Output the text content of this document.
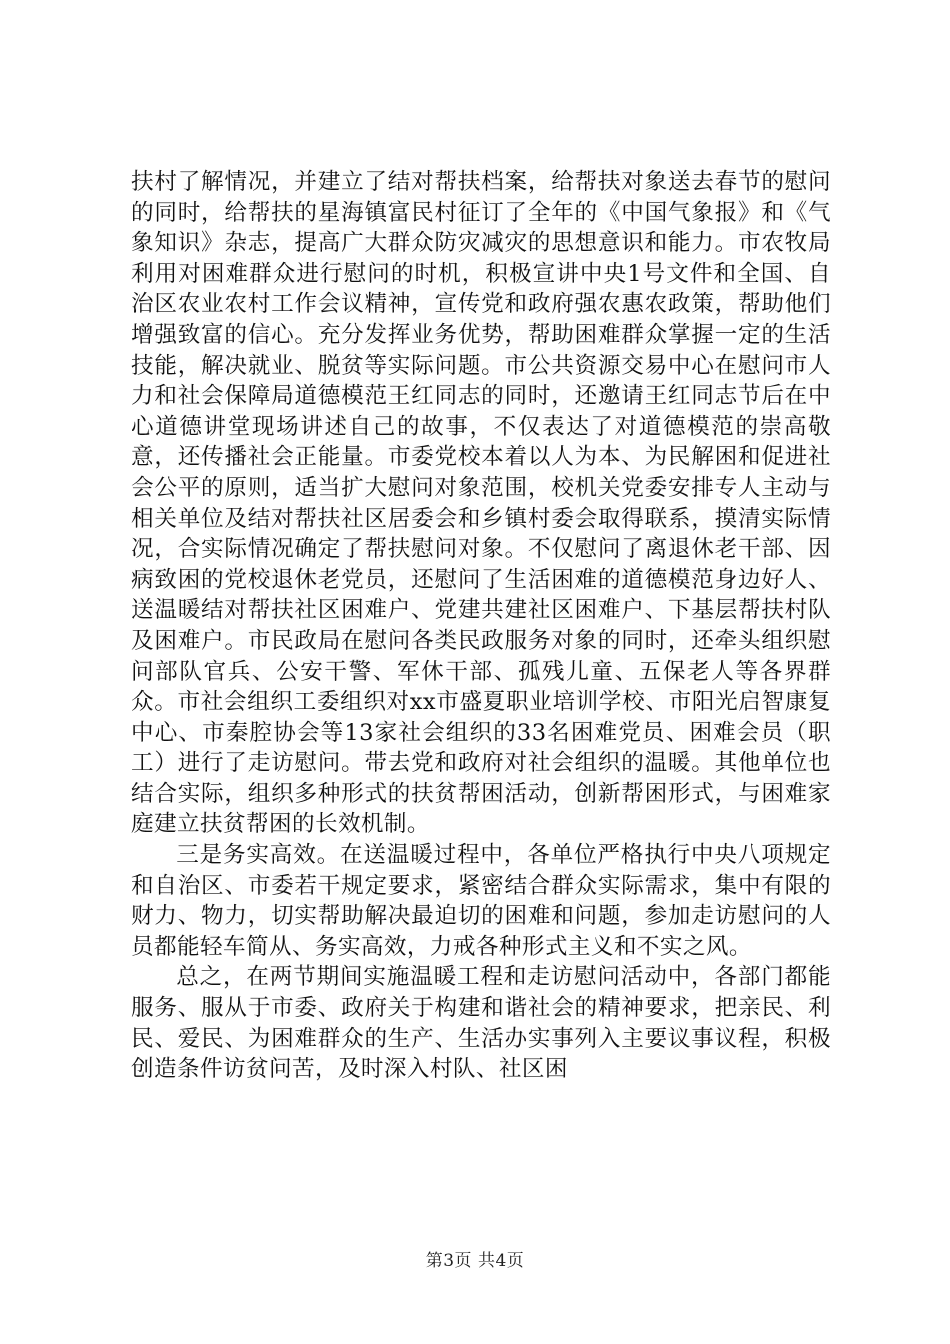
扶村了解情况，并建立了结对帮扶档案，给帮扶对象送去春节的慰问的同时，给帮扶的星海镇富民村征订了全年的《中国气象报》和《气象知识》杂志，提高广大群众防灾减灾的思想意识和能力。市农牧局利用对困难群众进行慰问的时机，积极宣讲中央1号文件和全国、自治区农业农村工作会议精神，宣传党和政府强农惠农政策，帮助他们增强致富的信心。充分发挥业务优势，帮助困难群众掌握一定的生活技能，解决就业、脱贫等实际问题。市公共资源交易中心在慰问市人力和社会保障局道德模范王红同志的同时，还邀请王红同志节后在中心道德讲堂现场讲述自己的故事，不仅表达了对道德模范的崇高敬意，还传播社会正能量。市委党校本着以人为本、为民解困和促进社会公平的原则，适当扩大慰问对象范围，校机关党委安排专人主动与相关单位及结对帮扶社区居委会和乡镇村委会取得联系，摸清实际情况，合实际情况确定了帮扶慰问对象。不仅慰问了离退休老干部、因病致困的党校退休老党员，还慰问了生活困难的道德模范身边好人、送温暖结对帮扶社区困难户、党建共建社区困难户、下基层帮扶村队及困难户。市民政局在慰问各类民政服务对象的同时，还牵头组织慰问部队官兵、公安干警、军休干部、孤残儿童、五保老人等各界群众。市社会组织工委组织对xx市盛夏职业培训学校、市阳光启智康复中心、市秦腔协会等13家社会组织的33名困难党员、困难会员（职工）进行了走访慰问。带去党和政府对社会组织的温暖。其他单位也结合实际，组织多种形式的扶贫帮困活动，创新帮困形式，与困难家庭建立扶贫帮困的长效机制。

三是务实高效。在送温暖过程中，各单位严格执行中央八项规定和自治区、市委若干规定要求，紧密结合群众实际需求，集中有限的财力、物力，切实帮助解决最迫切的困难和问题，参加走访慰问的人员都能轻车简从、务实高效，力戒各种形式主义和不实之风。

总之，在两节期间实施温暖工程和走访慰问活动中，各部门都能服务、服从于市委、政府关于构建和谐社会的精神要求，把亲民、利民、爱民、为困难群众的生产、生活办实事列入主要议事议程，积极创造条件访贫问苦，及时深入村队、社区困

第3页 共4页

###

__Directions for this task__.
Restate the records above in full, word for word. Keep pictures out.

__Response__.
Output the text content of this document.
扶村了解情况，并建立了结对帮扶档案，给帮扶对象送去春节的慰问的同时，给帮扶的星海镇富民村征订了全年的《中国气象报》和《气象知识》杂志，提高广大群众防灾减灾的思想意识和能力。市农牧局利用对困难群众进行慰问的时机，积极宣讲中央1号文件和全国、自治区农业农村工作会议精神，宣传党和政府强农惠农政策，帮助他们增强致富的信心。充分发挥业务优势，帮助困难群众掌握一定的生活技能，解决就业、脱贫等实际问题。市公共资源交易中心在慰问市人力和社会保障局道德模范王红同志的同时，还邀请王红同志节后在中心道德讲堂现场讲述自己的故事，不仅表达了对道德模范的崇高敬意，还传播社会正能量。市委党校本着以人为本、为民解困和促进社会公平的原则，适当扩大慰问对象范围，校机关党委安排专人主动与相关单位及结对帮扶社区居委会和乡镇村委会取得联系，摸清实际情况，合实际情况确定了帮扶慰问对象。不仅慰问了离退休老干部、因病致困的党校退休老党员，还慰问了生活困难的道德模范身边好人、送温暖结对帮扶社区困难户、党建共建社区困难户、下基层帮扶村队及困难户。市民政局在慰问各类民政服务对象的同时，还牵头组织慰问部队官兵、公安干警、军休干部、孤残儿童、五保老人等各界群众。市社会组织工委组织对xx市盛夏职业培训学校、市阳光启智康复中心、市秦腔协会等13家社会组织的33名困难党员、困难会员（职工）进行了走访慰问。带去党和政府对社会组织的温暖。其他单位也结合实际，组织多种形式的扶贫帮困活动，创新帮困形式，与困难家庭建立扶贫帮困的长效机制。

三是务实高效。在送温暖过程中，各单位严格执行中央八项规定和自治区、市委若干规定要求，紧密结合群众实际需求，集中有限的财力、物力，切实帮助解决最迫切的困难和问题，参加走访慰问的人员都能轻车简从、务实高效，力戒各种形式主义和不实之风。

总之，在两节期间实施温暖工程和走访慰问活动中，各部门都能服务、服从于市委、政府关于构建和谐社会的精神要求，把亲民、利民、爱民、为困难群众的生产、生活办实事列入主要议事议程，积极创造条件访贫问苦，及时深入村队、社区困

第3页 共4页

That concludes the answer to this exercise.